- Records for this task -
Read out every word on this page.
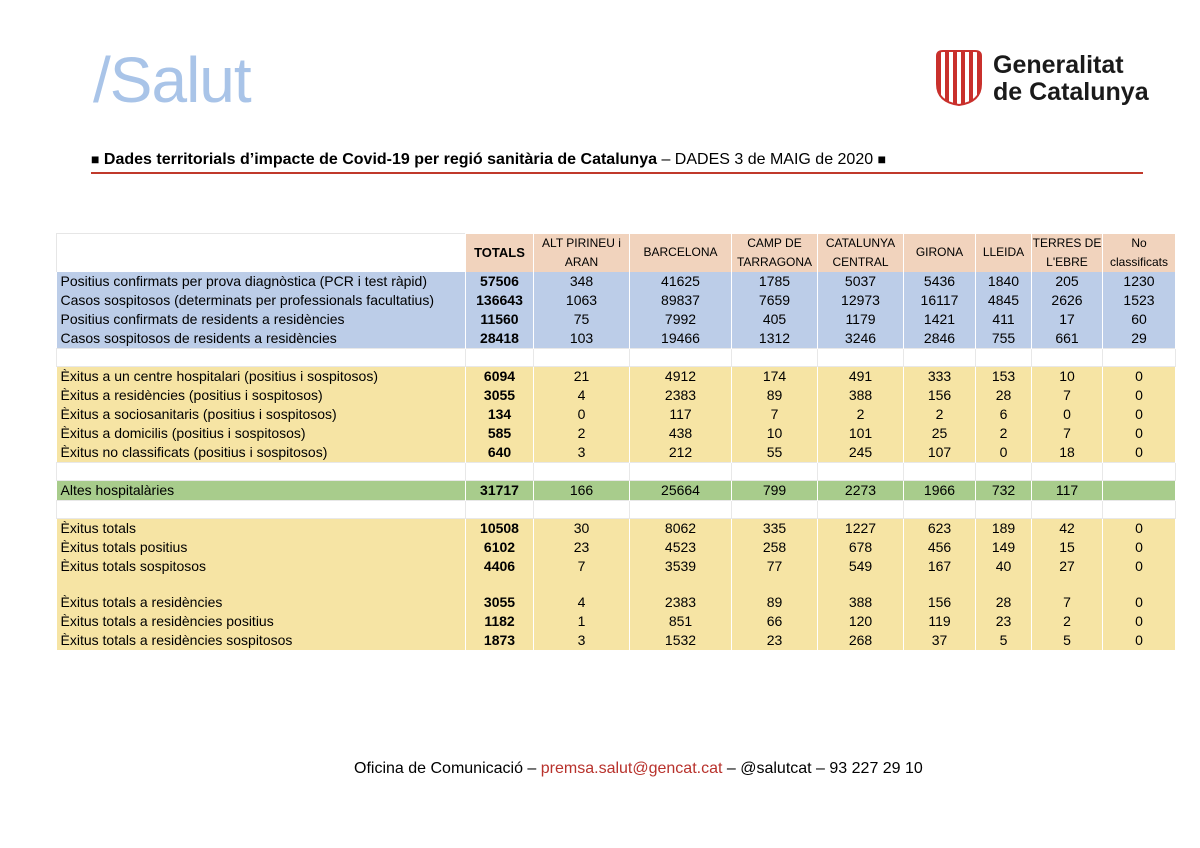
/Salut	Generalitat
de Catalunya
■ Dades territorials d’impacte de Covid-19 per regió sanitària de Catalunya – DADES 3 de MAIG de 2020 ■
	TOTALS	ALT PIRINEU i ARAN	BARCELONA	CAMP DE TARRAGONA	CATALUNYA CENTRAL	GIRONA	LLEIDA	TERRES DE L'EBRE	No classificats
Positius confirmats per prova diagnòstica (PCR i test ràpid)	57506	348	41625	1785	5037	5436	1840	205	1230
Casos sospitosos (determinats per professionals facultatius)	136643	1063	89837	7659	12973	16117	4845	2626	1523
Positius confirmats de residents a residències	11560	75	7992	405	1179	1421	411	17	60
Casos sospitosos de residents a residències	28418	103	19466	1312	3246	2846	755	661	29

Èxitus a un centre hospitalari (positius i sospitosos)	6094	21	4912	174	491	333	153	10	0
Èxitus a residències (positius i sospitosos)	3055	4	2383	89	388	156	28	7	0
Èxitus a sociosanitaris (positius i sospitosos)	134	0	117	7	2	2	6	0	0
Èxitus a domicilis (positius i sospitosos)	585	2	438	10	101	25	2	7	0
Èxitus no classificats (positius i sospitosos)	640	3	212	55	245	107	0	18	0

Altes hospitalàries	31717	166	25664	799	2273	1966	732	117	

Èxitus totals	10508	30	8062	335	1227	623	189	42	0
Èxitus totals positius	6102	23	4523	258	678	456	149	15	0
Èxitus totals sospitosos	4406	7	3539	77	549	167	40	27	0

Èxitus totals a residències	3055	4	2383	89	388	156	28	7	0
Èxitus totals a residències positius	1182	1	851	66	120	119	23	2	0
Èxitus totals a residències sospitosos	1873	3	1532	23	268	37	5	5	0
Oficina de Comunicació – premsa.salut@gencat.cat – @salutcat – 93 227 29 10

- What is needed -
Return each line exactly as written. Any picture gets left out.

- Task response -
Read out every word on this page.
/Salut	Generalitat
de Catalunya
■ Dades territorials d’impacte de Covid-19 per regió sanitària de Catalunya – DADES 3 de MAIG de 2020 ■
	TOTALS	ALT PIRINEU i ARAN	BARCELONA	CAMP DE TARRAGONA	CATALUNYA CENTRAL	GIRONA	LLEIDA	TERRES DE L'EBRE	No classificats
Positius confirmats per prova diagnòstica (PCR i test ràpid)	57506	348	41625	1785	5037	5436	1840	205	1230
Casos sospitosos (determinats per professionals facultatius)	136643	1063	89837	7659	12973	16117	4845	2626	1523
Positius confirmats de residents a residències	11560	75	7992	405	1179	1421	411	17	60
Casos sospitosos de residents a residències	28418	103	19466	1312	3246	2846	755	661	29

Èxitus a un centre hospitalari (positius i sospitosos)	6094	21	4912	174	491	333	153	10	0
Èxitus a residències (positius i sospitosos)	3055	4	2383	89	388	156	28	7	0
Èxitus a sociosanitaris (positius i sospitosos)	134	0	117	7	2	2	6	0	0
Èxitus a domicilis (positius i sospitosos)	585	2	438	10	101	25	2	7	0
Èxitus no classificats (positius i sospitosos)	640	3	212	55	245	107	0	18	0

Altes hospitalàries	31717	166	25664	799	2273	1966	732	117	

Èxitus totals	10508	30	8062	335	1227	623	189	42	0
Èxitus totals positius	6102	23	4523	258	678	456	149	15	0
Èxitus totals sospitosos	4406	7	3539	77	549	167	40	27	0

Èxitus totals a residències	3055	4	2383	89	388	156	28	7	0
Èxitus totals a residències positius	1182	1	851	66	120	119	23	2	0
Èxitus totals a residències sospitosos	1873	3	1532	23	268	37	5	5	0
Oficina de Comunicació – premsa.salut@gencat.cat – @salutcat – 93 227 29 10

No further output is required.